## Begin Extracted records

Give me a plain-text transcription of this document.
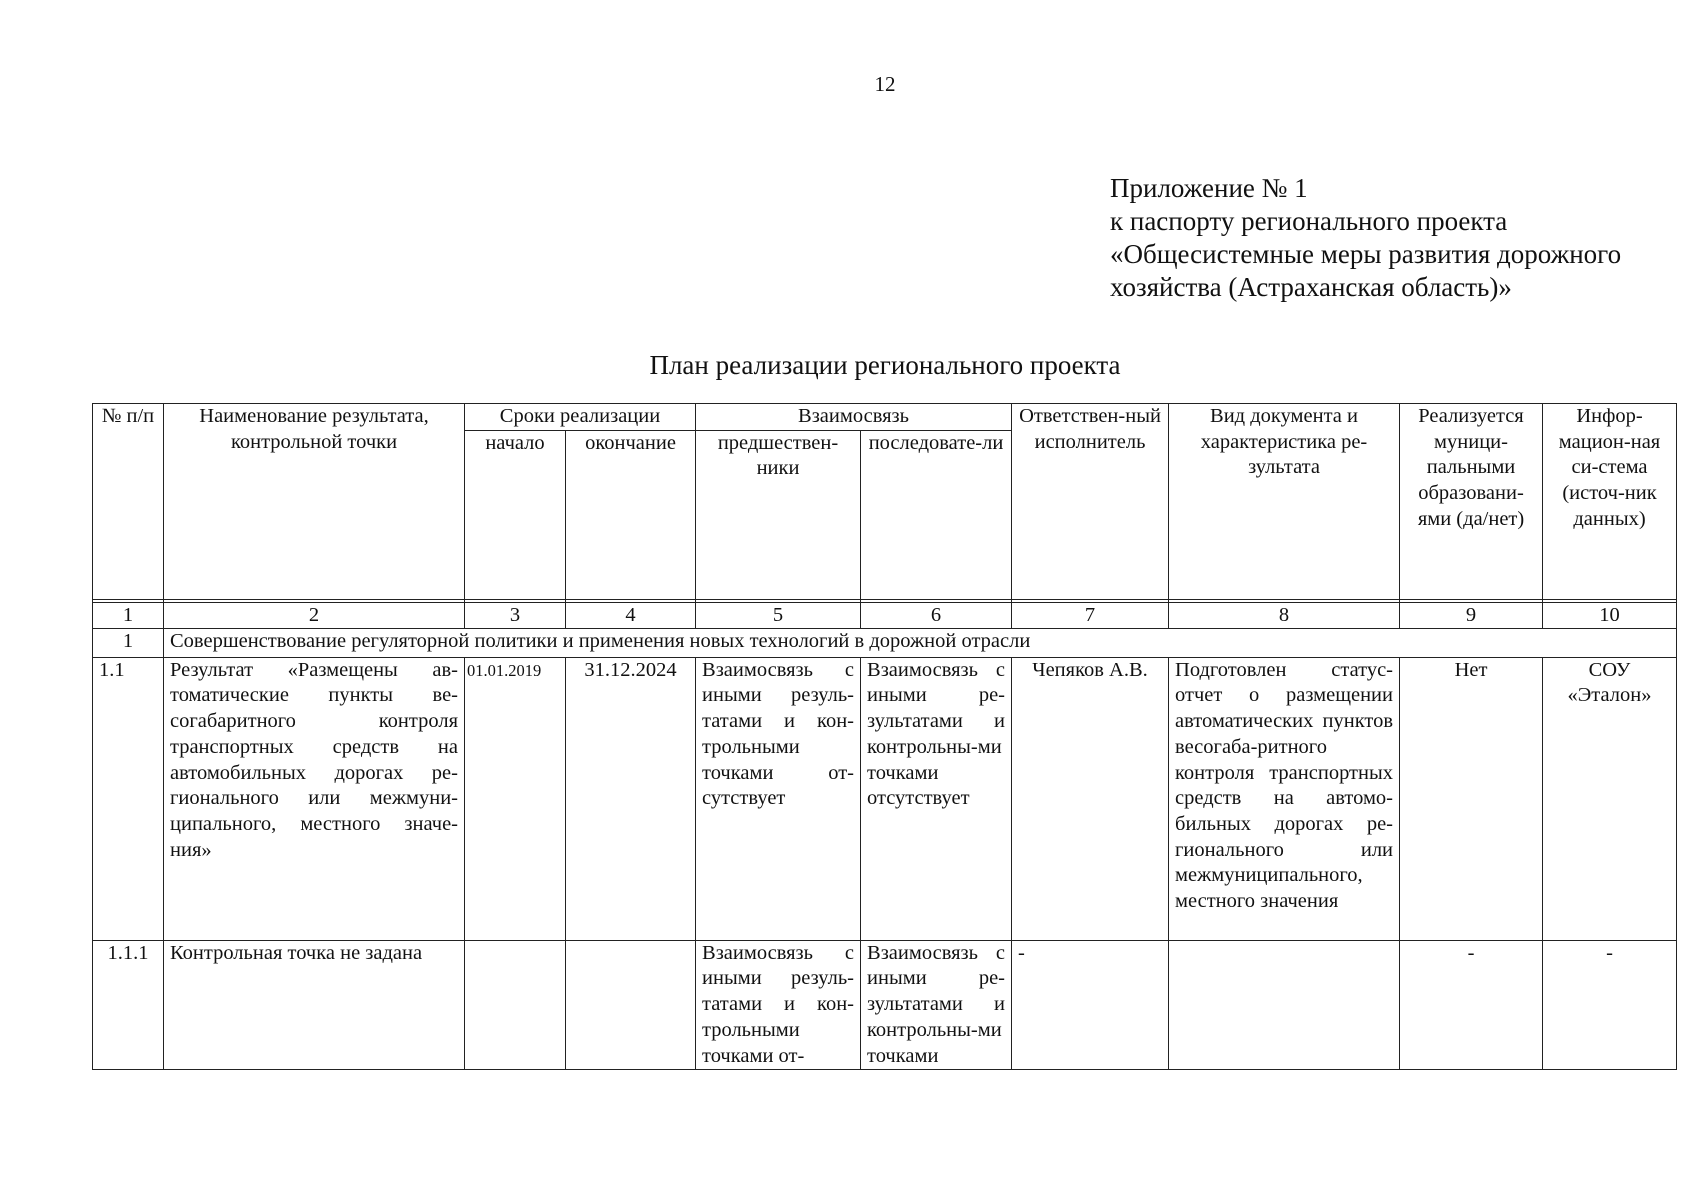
12
Приложение № 1
к паспорту регионального проекта
«Общесистемные меры развития дорожного
хозяйства (Астраханская область)»
План реализации регионального проекта
№ п/п	Наименование результата, контрольной точки	Сроки реализации		Взаимосвязь		Ответствен-ный исполнитель	Вид документа и характеристика ре-зультата	Реализуется муници-пальными образовани-ями (да/нет)	Инфор-мацион-ная си-стема (источ-ник данных)
		начало	окончание	предшествен-ники	последовате-ли				

1	2	3	4	5	6	7	8	9	10
1	Совершенствование регуляторной политики и применения новых технологий в дорожной отрасли								
1.1	Результат «Размещены ав-томатические пункты ве-согабаритного контроля транспортных средств на автомобильных дорогах ре-гионального или межмуни-ципального, местного значе-ния»	01.01.2019	31.12.2024	Взаимосвязь с иными резуль-татами и кон-трольными точками от-сутствует	Взаимосвязь с иными ре-зультатами и контрольны-ми точками отсутствует	Чепяков А.В.	Подготовлен статус-отчет о размещении автоматических пунктов весогаба-ритного контроля транспортных средств на автомо-бильных дорогах ре-гионального или межмуниципального, местного значения	Нет	СОУ «Эталон»
1.1.1	Контрольная точка не задана			Взаимосвязь с иными резуль-татами и кон-трольными точками от-	Взаимосвязь с иными ре-зультатами и контрольны-ми точками	-		-	-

## End Extracted records

◆ Request
Leave out the pictures and copy the rest of the material above exactly.

◆ Complete response
Give me a plain-text transcription of this document.
12
Приложение № 1
к паспорту регионального проекта
«Общесистемные меры развития дорожного
хозяйства (Астраханская область)»
План реализации регионального проекта
№ п/п	Наименование результата, контрольной точки	Сроки реализации		Взаимосвязь		Ответствен-ный исполнитель	Вид документа и характеристика ре-зультата	Реализуется муници-пальными образовани-ями (да/нет)	Инфор-мацион-ная си-стема (источ-ник данных)
		начало	окончание	предшествен-ники	последовате-ли				

1	2	3	4	5	6	7	8	9	10
1	Совершенствование регуляторной политики и применения новых технологий в дорожной отрасли								
1.1	Результат «Размещены ав-томатические пункты ве-согабаритного контроля транспортных средств на автомобильных дорогах ре-гионального или межмуни-ципального, местного значе-ния»	01.01.2019	31.12.2024	Взаимосвязь с иными резуль-татами и кон-трольными точками от-сутствует	Взаимосвязь с иными ре-зультатами и контрольны-ми точками отсутствует	Чепяков А.В.	Подготовлен статус-отчет о размещении автоматических пунктов весогаба-ритного контроля транспортных средств на автомо-бильных дорогах ре-гионального или межмуниципального, местного значения	Нет	СОУ «Эталон»
1.1.1	Контрольная точка не задана			Взаимосвязь с иными резуль-татами и кон-трольными точками от-	Взаимосвязь с иными ре-зультатами и контрольны-ми точками	-		-	-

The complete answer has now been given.